• **AIM OF THE EXERCISE**
Copy every line in which the string "business" occurs.

• **DATA FOR THIS EXERCISE**
— begin —
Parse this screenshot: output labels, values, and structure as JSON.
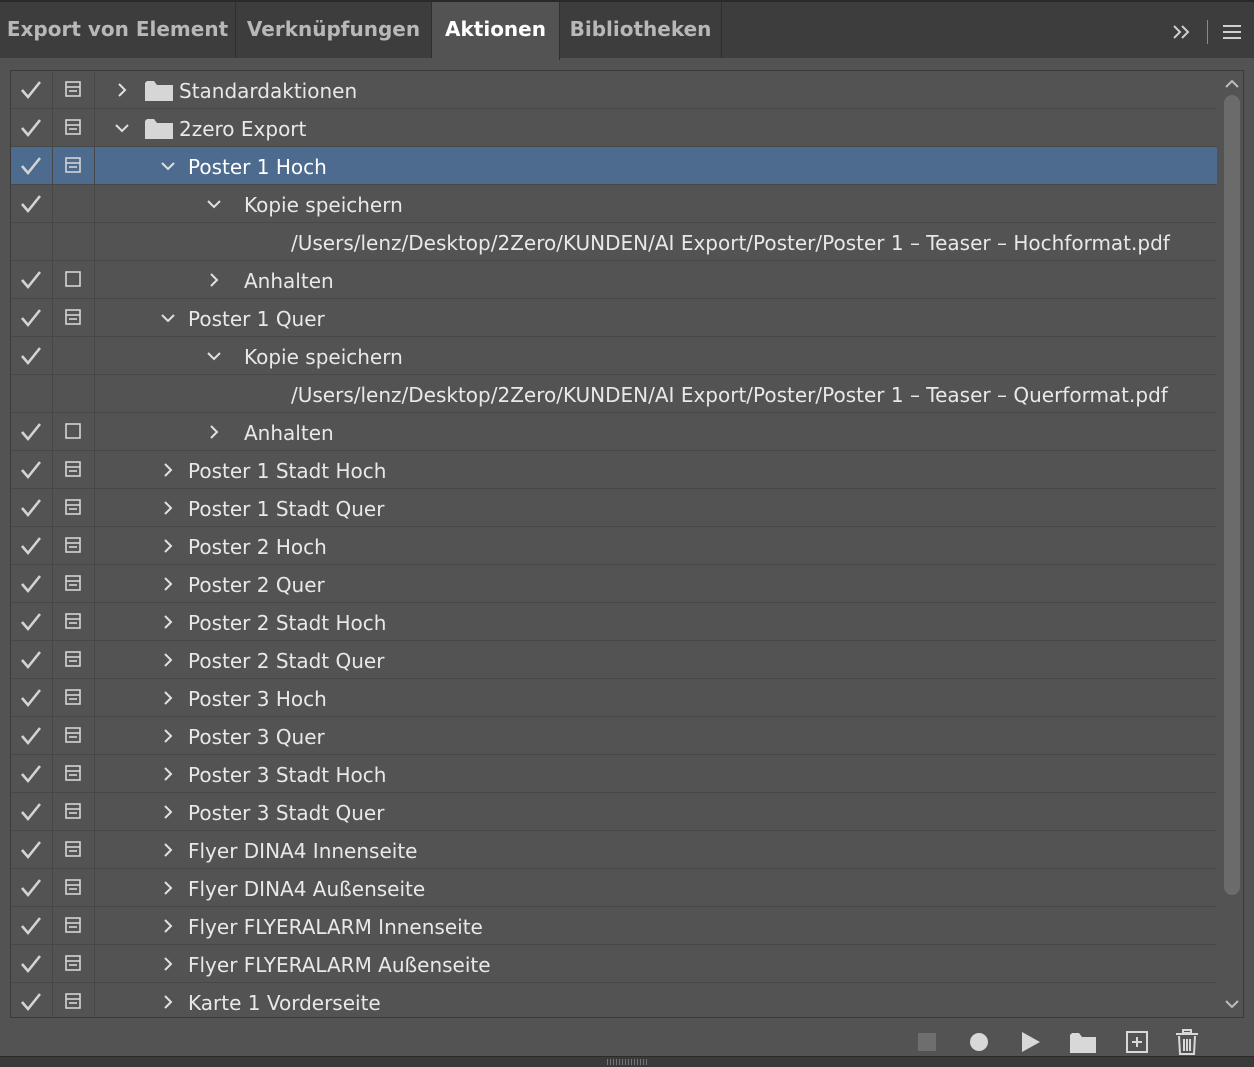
{
  "tabs": [
    {
      "label": "Export von Element",
      "active": false
    },
    {
      "label": "Verknüpfungen",
      "active": false
    },
    {
      "label": "Aktionen",
      "active": true
    },
    {
      "label": "Bibliotheken",
      "active": false
    }
  ],
  "rows": [
    {
      "check": true,
      "dialog": "box",
      "level": 0,
      "expanded": false,
      "folder": true,
      "label": "Standardaktionen",
      "selected": false
    },
    {
      "check": true,
      "dialog": "box",
      "level": 0,
      "expanded": true,
      "folder": true,
      "label": "2zero Export",
      "selected": false
    },
    {
      "check": true,
      "dialog": "box",
      "level": 1,
      "expanded": true,
      "folder": false,
      "label": "Poster 1 Hoch",
      "selected": true
    },
    {
      "check": true,
      "dialog": "none",
      "level": 2,
      "expanded": true,
      "folder": false,
      "label": "Kopie speichern",
      "selected": false
    },
    {
      "check": false,
      "dialog": "none",
      "level": 3,
      "expanded": null,
      "folder": false,
      "label": "/Users/lenz/Desktop/2Zero/KUNDEN/AI Export/Poster/Poster 1 – Teaser – Hochformat.pdf",
      "selected": false
    },
    {
      "check": true,
      "dialog": "empty",
      "level": 2,
      "expanded": false,
      "folder": false,
      "label": "Anhalten",
      "selected": false
    },
    {
      "check": true,
      "dialog": "box",
      "level": 1,
      "expanded": true,
      "folder": false,
      "label": "Poster 1 Quer",
      "selected": false
    },
    {
      "check": true,
      "dialog": "none",
      "level": 2,
      "expanded": true,
      "folder": false,
      "label": "Kopie speichern",
      "selected": false
    },
    {
      "check": false,
      "dialog": "none",
      "level": 3,
      "expanded": null,
      "folder": false,
      "label": "/Users/lenz/Desktop/2Zero/KUNDEN/AI Export/Poster/Poster 1 – Teaser – Querformat.pdf",
      "selected": false
    },
    {
      "check": true,
      "dialog": "empty",
      "level": 2,
      "expanded": false,
      "folder": false,
      "label": "Anhalten",
      "selected": false
    },
    {
      "check": true,
      "dialog": "box",
      "level": 1,
      "expanded": false,
      "folder": false,
      "label": "Poster 1 Stadt Hoch",
      "selected": false
    },
    {
      "check": true,
      "dialog": "box",
      "level": 1,
      "expanded": false,
      "folder": false,
      "label": "Poster 1 Stadt Quer",
      "selected": false
    },
    {
      "check": true,
      "dialog": "box",
      "level": 1,
      "expanded": false,
      "folder": false,
      "label": "Poster 2 Hoch",
      "selected": false
    },
    {
      "check": true,
      "dialog": "box",
      "level": 1,
      "expanded": false,
      "folder": false,
      "label": "Poster 2 Quer",
      "selected": false
    },
    {
      "check": true,
      "dialog": "box",
      "level": 1,
      "expanded": false,
      "folder": false,
      "label": "Poster 2 Stadt Hoch",
      "selected": false
    },
    {
      "check": true,
      "dialog": "box",
      "level": 1,
      "expanded": false,
      "folder": false,
      "label": "Poster 2 Stadt Quer",
      "selected": false
    },
    {
      "check": true,
      "dialog": "box",
      "level": 1,
      "expanded": false,
      "folder": false,
      "label": "Poster 3 Hoch",
      "selected": false
    },
    {
      "check": true,
      "dialog": "box",
      "level": 1,
      "expanded": false,
      "folder": false,
      "label": "Poster 3 Quer",
      "selected": false
    },
    {
      "check": true,
      "dialog": "box",
      "level": 1,
      "expanded": false,
      "folder": false,
      "label": "Poster 3 Stadt Hoch",
      "selected": false
    },
    {
      "check": true,
      "dialog": "box",
      "level": 1,
      "expanded": false,
      "folder": false,
      "label": "Poster 3 Stadt Quer",
      "selected": false
    },
    {
      "check": true,
      "dialog": "box",
      "level": 1,
      "expanded": false,
      "folder": false,
      "label": "Flyer DINA4 Innenseite",
      "selected": false
    },
    {
      "check": true,
      "dialog": "box",
      "level": 1,
      "expanded": false,
      "folder": false,
      "label": "Flyer DINA4 Außenseite",
      "selected": false
    },
    {
      "check": true,
      "dialog": "box",
      "level": 1,
      "expanded": false,
      "folder": false,
      "label": "Flyer FLYERALARM Innenseite",
      "selected": false
    },
    {
      "check": true,
      "dialog": "box",
      "level": 1,
      "expanded": false,
      "folder": false,
      "label": "Flyer FLYERALARM Außenseite",
      "selected": false
    },
    {
      "check": true,
      "dialog": "box",
      "level": 1,
      "expanded": false,
      "folder": false,
      "label": "Karte 1 Vorderseite",
      "selected": false
    }
  ],
  "bottom_buttons": [
    {
      "icon": "stop-icon",
      "enabled": false
    },
    {
      "icon": "record-icon",
      "enabled": true
    },
    {
      "icon": "play-icon",
      "enabled": true
    },
    {
      "icon": "folder-icon",
      "enabled": true
    },
    {
      "icon": "new-action-icon",
      "enabled": true
    },
    {
      "icon": "trash-icon",
      "enabled": true
    }
  ],
  "colors": {
    "panel": "#535353",
    "tabbar": "#3d3d3d",
    "selection": "#4d6a8f",
    "text": "#e8e8e8"
  }
}
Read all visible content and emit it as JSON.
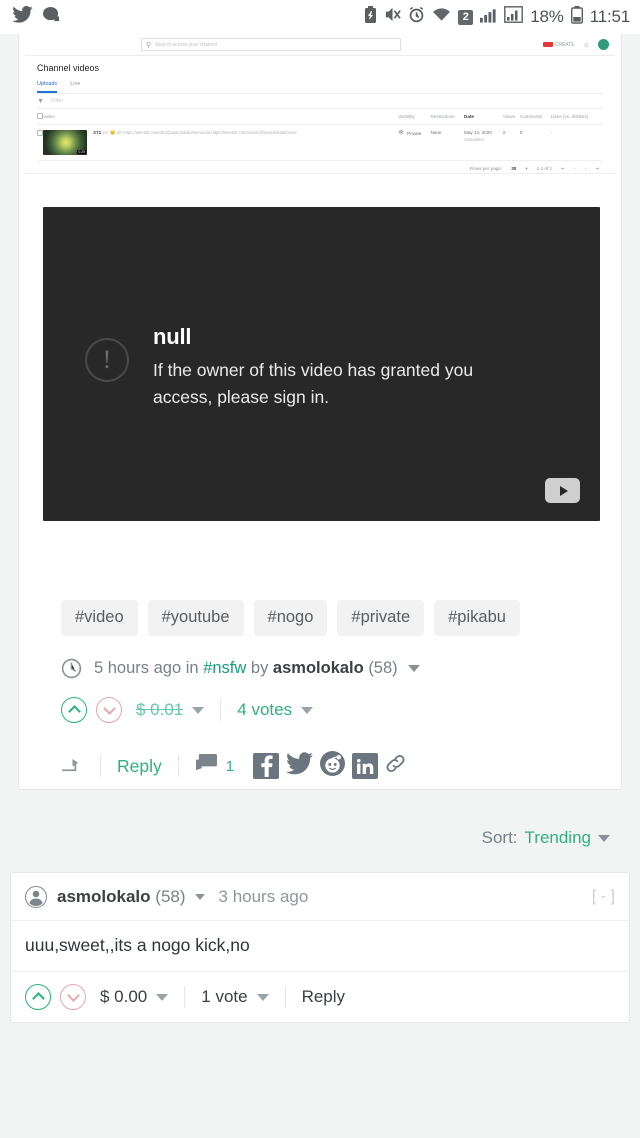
{
  "statusbar": {
    "icons": [
      "twitter-icon",
      "app-icon",
      "battery-saver-icon",
      "mute-icon",
      "alarm-icon",
      "wifi-icon"
    ],
    "sim_badge": "2",
    "battery_percent": "18%",
    "time": "11:51"
  },
  "embed": {
    "alt": "youtube-studio-channel-videos-screenshot",
    "search_placeholder": "Search across your channel",
    "create_label": "CREATE",
    "title": "Channel videos",
    "tabs": [
      {
        "label": "Uploads",
        "active": true
      },
      {
        "label": "Live",
        "active": false
      }
    ],
    "filter_placeholder": "Filter",
    "columns": [
      "Video",
      "Visibility",
      "Restrictions",
      "Date",
      "Views",
      "Comments",
      "Likes (vs. dislikes)"
    ],
    "row": {
      "video_title": "271",
      "video_desc_line1": "ест 🙂 al7 https://steemit.com/dtc/@asmolokalo/semnuda",
      "video_desc_line2": "https://steemit.com/music/@asmolokalo/music",
      "duration": "0:29",
      "visibility": "Private",
      "restrictions": "None",
      "date": "May 14, 2020",
      "date_sub": "Uploaded",
      "views": "2",
      "comments": "0",
      "likes": "-"
    },
    "pager": {
      "rows_per_page_label": "Rows per page:",
      "rows_per_page_value": "30",
      "range": "1-1 of 1"
    }
  },
  "player": {
    "error_title": "null",
    "error_body": "If the owner of this video has granted you access, please sign in.",
    "logo": "youtube-logo"
  },
  "post": {
    "tags": [
      "#video",
      "#youtube",
      "#nogo",
      "#private",
      "#pikabu"
    ],
    "meta": {
      "time": "5 hours ago",
      "in_label": "in",
      "category": "#nsfw",
      "by_label": "by",
      "author": "asmolokalo",
      "reputation": "(58)"
    },
    "vote": {
      "payout": "$ 0.01",
      "votes": "4 votes"
    },
    "actions": {
      "reply": "Reply",
      "comment_count": "1",
      "share_icons": [
        "facebook-icon",
        "twitter-icon",
        "reddit-icon",
        "linkedin-icon",
        "link-icon"
      ]
    }
  },
  "sort": {
    "label": "Sort:",
    "value": "Trending"
  },
  "comment": {
    "author": "asmolokalo",
    "reputation": "(58)",
    "time": "3 hours ago",
    "collapse": "[ - ]",
    "body": "uuu,sweet,,its a nogo kick,no",
    "payout": "$ 0.00",
    "votes": "1 vote",
    "reply": "Reply"
  },
  "colors": {
    "accent_green": "#2fb17f",
    "link_green": "#14a07f",
    "page_bg": "#f2f3f3",
    "card_bg": "#ffffff",
    "muted": "#788187",
    "downvote": "#e0a9ab",
    "social_gray": "#6b7580"
  }
}
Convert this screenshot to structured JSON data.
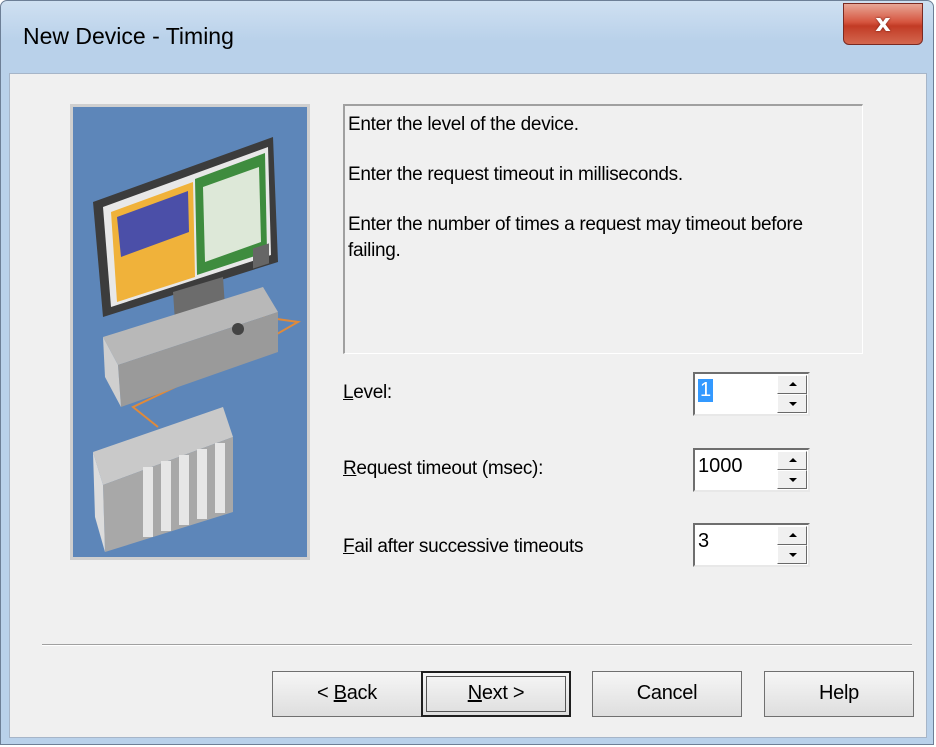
{
  "window": {
    "title": "New Device - Timing",
    "close_glyph": "x"
  },
  "description": {
    "line1": "Enter the level of the device.",
    "line2": "Enter the request timeout in milliseconds.",
    "line3": "Enter the number of times a request may timeout before failing."
  },
  "fields": {
    "level": {
      "label_accel": "L",
      "label_rest": "evel:",
      "value": "1"
    },
    "request_timeout": {
      "label_accel": "R",
      "label_rest": "equest timeout (msec):",
      "value": "1000"
    },
    "fail_after": {
      "label_accel": "F",
      "label_rest": "ail after successive timeouts",
      "value": "3"
    }
  },
  "buttons": {
    "back": {
      "prefix": "< ",
      "accel": "B",
      "rest": "ack"
    },
    "next": {
      "accel": "N",
      "rest": "ext >"
    },
    "cancel": "Cancel",
    "help": "Help"
  },
  "colors": {
    "illustration_bg": "#5d86b9",
    "selection": "#3399ff",
    "close_button": "#c94330"
  },
  "icons": [
    "close-icon",
    "spin-up-icon",
    "spin-down-icon",
    "computer-plc-illustration"
  ]
}
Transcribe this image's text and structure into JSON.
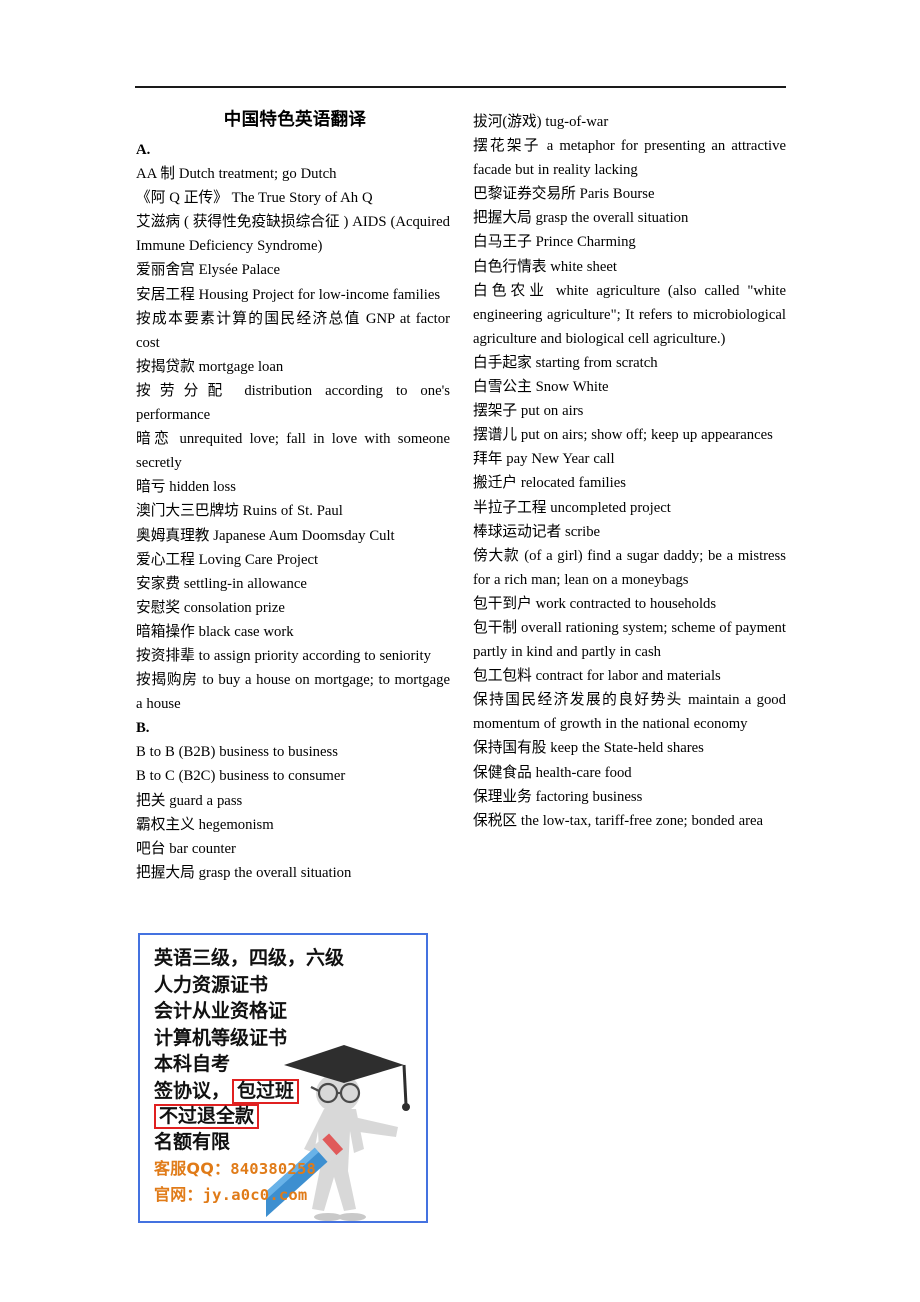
{
  "document": {
    "title": "中国特色英语翻译",
    "header_rule": true
  },
  "columns": {
    "left": [
      {
        "text": "A.",
        "bold": true
      },
      {
        "text": "AA 制  Dutch treatment; go Dutch",
        "bold": false
      },
      {
        "text": "《阿 Q 正传》  The True Story of Ah Q",
        "bold": false
      },
      {
        "text": "艾滋病 ( 获得性免疫缺损综合征 ) AIDS (Acquired Immune Deficiency Syndrome)",
        "bold": false
      },
      {
        "text": "爱丽舍宫  Elysée Palace",
        "bold": false
      },
      {
        "text": "安居工程  Housing Project for low-income families",
        "bold": false
      },
      {
        "text": "按成本要素计算的国民经济总值  GNP at factor cost",
        "bold": false
      },
      {
        "text": "按揭贷款  mortgage loan",
        "bold": false
      },
      {
        "text": "按劳分配  distribution according to one's performance",
        "bold": false
      },
      {
        "text": "暗恋  unrequited love; fall in love with someone secretly",
        "bold": false
      },
      {
        "text": "暗亏  hidden loss",
        "bold": false
      },
      {
        "text": "澳门大三巴牌坊  Ruins of St. Paul",
        "bold": false
      },
      {
        "text": "奥姆真理教  Japanese Aum Doomsday Cult",
        "bold": false
      },
      {
        "text": "爱心工程  Loving Care Project",
        "bold": false
      },
      {
        "text": "安家费  settling-in allowance",
        "bold": false
      },
      {
        "text": "安慰奖  consolation prize",
        "bold": false
      },
      {
        "text": "暗箱操作  black case work",
        "bold": false
      },
      {
        "text": "按资排辈  to assign priority according to seniority",
        "bold": false
      },
      {
        "text": "按揭购房  to buy a house on mortgage; to mortgage a house",
        "bold": false
      },
      {
        "text": "B.",
        "bold": true
      },
      {
        "text": "B to B (B2B) business to business",
        "bold": false
      },
      {
        "text": "B to C (B2C) business to consumer",
        "bold": false
      },
      {
        "text": "把关  guard a pass",
        "bold": false
      },
      {
        "text": "霸权主义  hegemonism",
        "bold": false
      },
      {
        "text": "吧台  bar counter",
        "bold": false
      },
      {
        "text": "把握大局  grasp the overall situation",
        "bold": false
      }
    ],
    "right": [
      {
        "text": "拔河(游戏) tug-of-war",
        "bold": false
      },
      {
        "text": "摆花架子  a metaphor for presenting an attractive facade but in reality lacking",
        "bold": false
      },
      {
        "text": "巴黎证券交易所  Paris Bourse",
        "bold": false
      },
      {
        "text": "把握大局  grasp the overall situation",
        "bold": false
      },
      {
        "text": "白马王子  Prince Charming",
        "bold": false
      },
      {
        "text": "白色行情表  white sheet",
        "bold": false
      },
      {
        "text": "白色农业  white agriculture (also called \"white engineering agriculture\"; It refers to microbiological agriculture and biological cell agriculture.)",
        "bold": false
      },
      {
        "text": "白手起家  starting from scratch",
        "bold": false
      },
      {
        "text": "白雪公主  Snow White",
        "bold": false
      },
      {
        "text": "摆架子  put on airs",
        "bold": false
      },
      {
        "text": "摆谱儿  put on airs; show off; keep up appearances",
        "bold": false
      },
      {
        "text": "拜年  pay New Year call",
        "bold": false
      },
      {
        "text": "搬迁户  relocated families",
        "bold": false
      },
      {
        "text": "半拉子工程  uncompleted project",
        "bold": false
      },
      {
        "text": "棒球运动记者  scribe",
        "bold": false
      },
      {
        "text": "傍大款  (of a girl) find a sugar daddy; be a mistress for a rich man; lean on a moneybags",
        "bold": false
      },
      {
        "text": "包干到户  work contracted to households",
        "bold": false
      },
      {
        "text": "包干制  overall rationing system; scheme of payment partly in kind and partly in cash",
        "bold": false
      },
      {
        "text": "包工包料  contract for labor and materials",
        "bold": false
      },
      {
        "text": "保持国民经济发展的良好势头  maintain a good momentum of growth in the national economy",
        "bold": false
      },
      {
        "text": "保持国有股  keep the State-held shares",
        "bold": false
      },
      {
        "text": "保健食品  health-care food",
        "bold": false
      },
      {
        "text": "保理业务  factoring business",
        "bold": false
      },
      {
        "text": "保税区  the low-tax, tariff-free zone; bonded area",
        "bold": false
      }
    ]
  },
  "advertisement": {
    "border_color": "#4472e0",
    "highlight_color": "#e02020",
    "contact_color": "#e07b18",
    "lines": [
      "英语三级，四级，六级",
      "人力资源证书",
      "会计从业资格证",
      "计算机等级证书",
      "本科自考"
    ],
    "line_agreement_prefix": "签协议，",
    "line_agreement_boxed": "包过班",
    "line_refund_boxed": "不过退全款",
    "line_limited": "名额有限",
    "qq_label": "客服QQ：",
    "qq_value": "840380258",
    "site_label": "官网：",
    "site_value": "jy.a0c0.com"
  }
}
— end —
• **RESPONSE**
        "text": "B to B (B2B) business to business",
        "text": "B to C (B2C) business to consumer",
        "text": "保理业务  factoring business",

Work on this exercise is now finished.